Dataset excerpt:
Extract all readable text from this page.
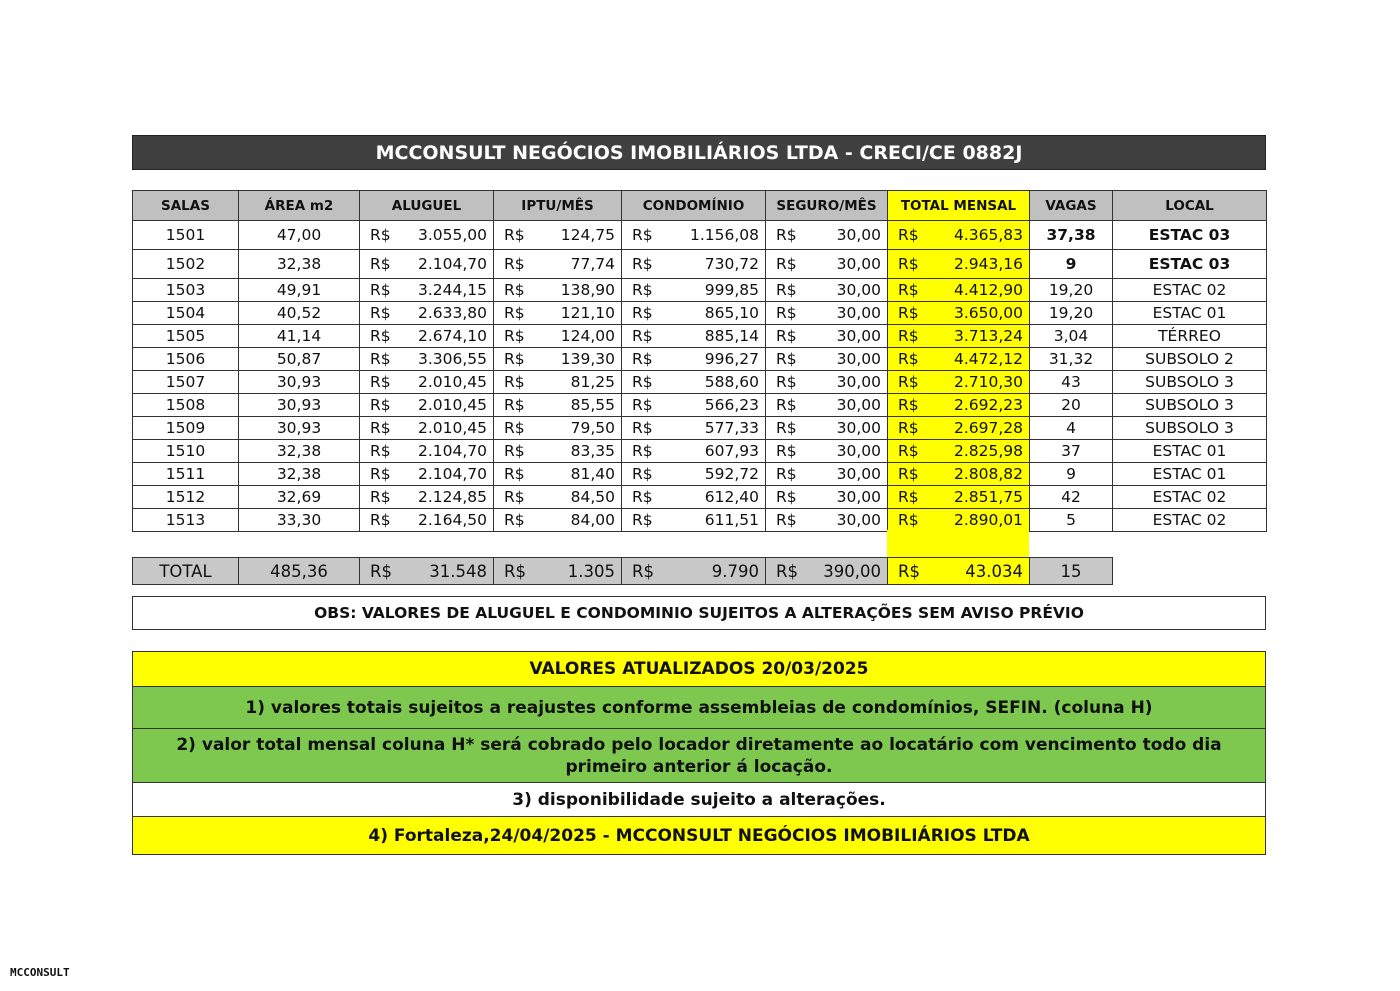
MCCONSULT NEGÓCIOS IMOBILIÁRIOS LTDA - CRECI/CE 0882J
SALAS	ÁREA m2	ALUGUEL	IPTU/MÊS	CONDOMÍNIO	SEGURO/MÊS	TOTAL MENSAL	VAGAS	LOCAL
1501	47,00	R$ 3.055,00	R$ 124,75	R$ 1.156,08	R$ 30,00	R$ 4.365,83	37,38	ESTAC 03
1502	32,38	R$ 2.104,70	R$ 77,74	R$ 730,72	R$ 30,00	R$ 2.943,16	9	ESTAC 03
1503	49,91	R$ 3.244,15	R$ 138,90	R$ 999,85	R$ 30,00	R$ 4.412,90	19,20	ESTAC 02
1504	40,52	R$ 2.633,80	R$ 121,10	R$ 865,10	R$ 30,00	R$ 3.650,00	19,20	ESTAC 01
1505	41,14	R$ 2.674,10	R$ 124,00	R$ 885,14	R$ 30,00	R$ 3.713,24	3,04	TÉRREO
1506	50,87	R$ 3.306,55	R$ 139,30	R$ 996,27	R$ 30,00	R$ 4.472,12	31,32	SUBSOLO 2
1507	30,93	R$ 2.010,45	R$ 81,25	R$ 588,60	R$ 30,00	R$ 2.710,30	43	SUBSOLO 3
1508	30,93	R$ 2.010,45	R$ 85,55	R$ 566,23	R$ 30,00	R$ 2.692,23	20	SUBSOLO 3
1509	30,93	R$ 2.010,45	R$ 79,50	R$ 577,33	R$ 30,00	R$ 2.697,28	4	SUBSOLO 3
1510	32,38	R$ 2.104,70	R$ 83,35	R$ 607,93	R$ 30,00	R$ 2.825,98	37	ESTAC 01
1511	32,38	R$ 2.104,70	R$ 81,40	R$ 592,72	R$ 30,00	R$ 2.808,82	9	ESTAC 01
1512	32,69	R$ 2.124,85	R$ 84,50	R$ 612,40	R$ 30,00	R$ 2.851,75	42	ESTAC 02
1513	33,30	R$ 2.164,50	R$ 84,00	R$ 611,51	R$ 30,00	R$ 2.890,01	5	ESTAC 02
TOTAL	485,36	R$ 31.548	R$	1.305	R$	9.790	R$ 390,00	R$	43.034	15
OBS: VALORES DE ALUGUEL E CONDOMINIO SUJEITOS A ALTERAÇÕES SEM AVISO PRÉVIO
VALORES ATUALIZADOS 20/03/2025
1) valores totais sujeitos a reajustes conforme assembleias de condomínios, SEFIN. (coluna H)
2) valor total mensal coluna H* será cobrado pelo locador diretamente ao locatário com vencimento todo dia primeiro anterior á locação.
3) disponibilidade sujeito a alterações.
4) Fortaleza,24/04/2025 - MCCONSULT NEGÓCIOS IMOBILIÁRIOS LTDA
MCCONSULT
---
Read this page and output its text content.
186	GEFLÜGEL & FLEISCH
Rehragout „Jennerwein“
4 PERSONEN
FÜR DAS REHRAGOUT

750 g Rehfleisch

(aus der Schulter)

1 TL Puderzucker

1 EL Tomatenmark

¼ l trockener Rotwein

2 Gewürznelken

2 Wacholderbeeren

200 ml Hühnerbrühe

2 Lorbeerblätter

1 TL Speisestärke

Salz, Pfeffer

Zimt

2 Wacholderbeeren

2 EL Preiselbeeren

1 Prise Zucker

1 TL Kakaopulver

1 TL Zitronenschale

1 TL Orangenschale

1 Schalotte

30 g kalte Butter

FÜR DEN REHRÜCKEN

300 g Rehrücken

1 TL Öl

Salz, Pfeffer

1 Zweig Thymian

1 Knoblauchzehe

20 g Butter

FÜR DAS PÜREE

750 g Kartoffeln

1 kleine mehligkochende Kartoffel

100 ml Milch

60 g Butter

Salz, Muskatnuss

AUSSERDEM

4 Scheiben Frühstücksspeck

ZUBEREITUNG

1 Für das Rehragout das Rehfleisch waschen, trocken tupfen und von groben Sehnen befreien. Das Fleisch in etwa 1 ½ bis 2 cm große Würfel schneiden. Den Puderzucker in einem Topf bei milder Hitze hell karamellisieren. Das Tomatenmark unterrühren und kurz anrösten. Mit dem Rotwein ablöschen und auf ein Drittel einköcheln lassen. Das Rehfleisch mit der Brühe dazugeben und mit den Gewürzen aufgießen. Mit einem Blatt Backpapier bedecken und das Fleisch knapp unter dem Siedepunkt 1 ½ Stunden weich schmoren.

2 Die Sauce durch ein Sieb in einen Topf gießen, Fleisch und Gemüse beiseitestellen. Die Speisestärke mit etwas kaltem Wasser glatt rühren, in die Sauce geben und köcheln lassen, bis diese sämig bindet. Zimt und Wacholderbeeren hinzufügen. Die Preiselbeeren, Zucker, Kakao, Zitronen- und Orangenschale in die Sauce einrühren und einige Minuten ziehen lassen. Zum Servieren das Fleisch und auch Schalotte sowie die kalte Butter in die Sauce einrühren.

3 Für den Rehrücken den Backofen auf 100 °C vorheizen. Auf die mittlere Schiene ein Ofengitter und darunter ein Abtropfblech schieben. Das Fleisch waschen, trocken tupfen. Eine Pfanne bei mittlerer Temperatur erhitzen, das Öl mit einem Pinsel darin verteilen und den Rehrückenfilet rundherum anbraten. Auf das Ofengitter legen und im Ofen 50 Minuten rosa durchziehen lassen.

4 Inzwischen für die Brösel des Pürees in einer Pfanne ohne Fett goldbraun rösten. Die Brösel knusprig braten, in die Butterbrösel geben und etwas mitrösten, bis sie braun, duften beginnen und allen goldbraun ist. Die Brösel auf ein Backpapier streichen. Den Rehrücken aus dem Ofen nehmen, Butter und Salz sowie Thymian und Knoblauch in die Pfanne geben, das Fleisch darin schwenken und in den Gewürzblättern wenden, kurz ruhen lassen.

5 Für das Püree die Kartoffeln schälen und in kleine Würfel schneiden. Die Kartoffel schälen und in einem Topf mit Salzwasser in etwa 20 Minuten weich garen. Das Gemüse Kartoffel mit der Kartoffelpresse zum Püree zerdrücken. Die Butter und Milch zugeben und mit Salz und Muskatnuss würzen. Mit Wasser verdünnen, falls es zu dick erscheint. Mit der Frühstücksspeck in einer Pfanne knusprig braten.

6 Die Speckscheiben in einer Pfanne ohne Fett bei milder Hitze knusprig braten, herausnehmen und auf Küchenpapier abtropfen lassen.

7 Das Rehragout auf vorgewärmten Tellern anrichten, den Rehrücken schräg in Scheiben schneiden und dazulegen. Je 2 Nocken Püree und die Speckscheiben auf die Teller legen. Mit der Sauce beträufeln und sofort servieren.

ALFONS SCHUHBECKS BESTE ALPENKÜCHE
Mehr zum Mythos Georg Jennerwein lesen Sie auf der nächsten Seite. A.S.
* * *
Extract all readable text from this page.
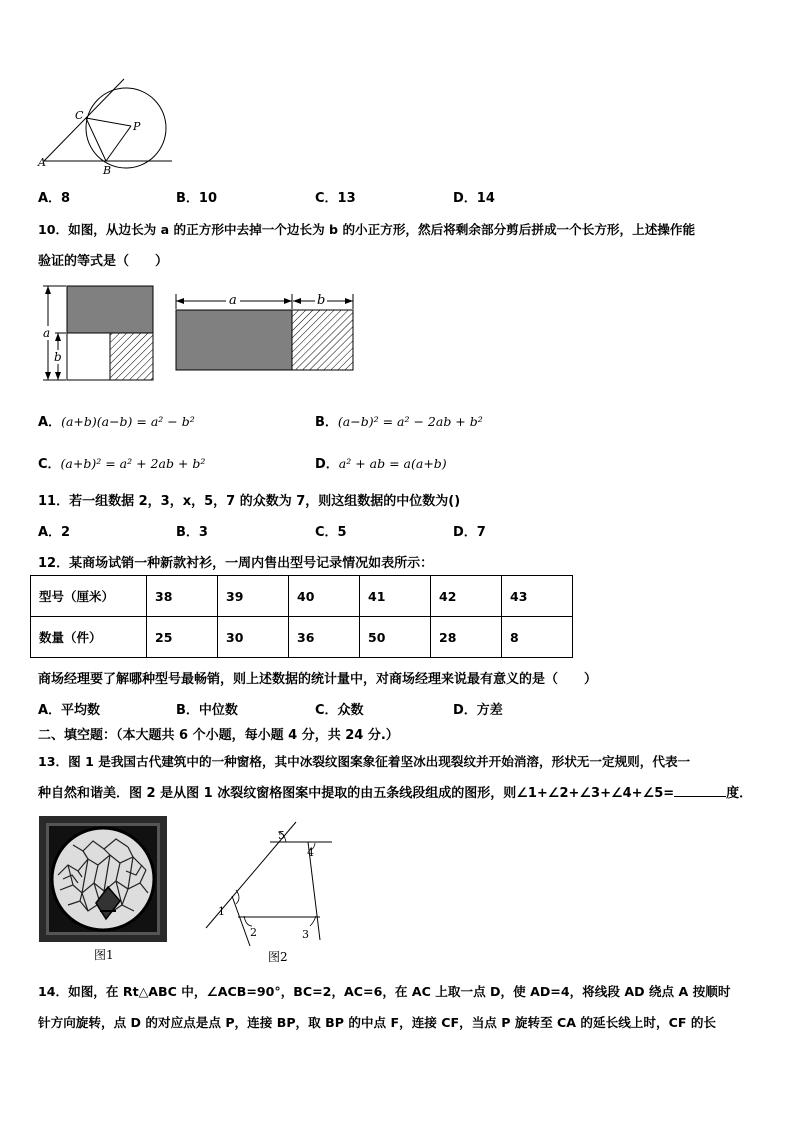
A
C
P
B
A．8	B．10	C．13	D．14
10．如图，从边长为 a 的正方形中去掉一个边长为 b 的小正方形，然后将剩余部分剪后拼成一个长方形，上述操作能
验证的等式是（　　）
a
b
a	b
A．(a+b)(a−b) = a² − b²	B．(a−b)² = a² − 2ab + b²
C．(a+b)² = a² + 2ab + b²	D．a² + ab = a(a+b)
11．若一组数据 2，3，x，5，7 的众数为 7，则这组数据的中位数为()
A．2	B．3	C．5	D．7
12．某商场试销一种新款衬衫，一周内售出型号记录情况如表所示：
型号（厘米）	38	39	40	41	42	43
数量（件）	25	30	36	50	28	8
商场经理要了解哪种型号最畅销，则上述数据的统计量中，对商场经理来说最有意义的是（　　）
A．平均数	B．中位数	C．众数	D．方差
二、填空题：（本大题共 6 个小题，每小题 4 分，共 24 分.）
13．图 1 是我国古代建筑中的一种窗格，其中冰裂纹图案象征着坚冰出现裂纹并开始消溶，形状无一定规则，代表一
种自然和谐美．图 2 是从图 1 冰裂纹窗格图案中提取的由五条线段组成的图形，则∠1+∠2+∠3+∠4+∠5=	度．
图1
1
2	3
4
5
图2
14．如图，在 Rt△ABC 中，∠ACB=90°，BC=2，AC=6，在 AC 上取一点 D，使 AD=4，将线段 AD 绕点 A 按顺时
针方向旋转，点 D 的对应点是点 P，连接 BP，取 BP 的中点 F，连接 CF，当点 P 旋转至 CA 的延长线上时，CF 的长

### Your instructions:
Which lines hold the word "Würfel"? Show each one.

### Full response:
1 Für das Rehragout das Rehfleisch waschen, trocken tupfen und von groben Sehnen befreien. Das Fleisch in etwa 1 ½ bis 2 cm große Würfel schneiden. Den Puderzucker in einem Topf bei milder Hitze hell karamellisieren. Das Tomatenmark unterrühren und kurz anrösten. Mit dem Rotwein ablöschen und auf ein Drittel einköcheln lassen. Das Rehfleisch mit der Brühe dazugeben und mit den Gewürzen aufgießen. Mit einem Blatt Backpapier bedecken und das Fleisch knapp unter dem Siedepunkt 1 ½ Stunden weich schmoren.
5 Für das Püree die Kartoffeln schälen und in kleine Würfel schneiden. Die Kartoffel schälen und in einem Topf mit Salzwasser in etwa 20 Minuten weich garen. Das Gemüse Kartoffel mit der Kartoffelpresse zum Püree zerdrücken. Die Butter und Milch zugeben und mit Salz und Muskatnuss würzen. Mit Wasser verdünnen, falls es zu dick erscheint. Mit der Frühstücksspeck in einer Pfanne knusprig braten.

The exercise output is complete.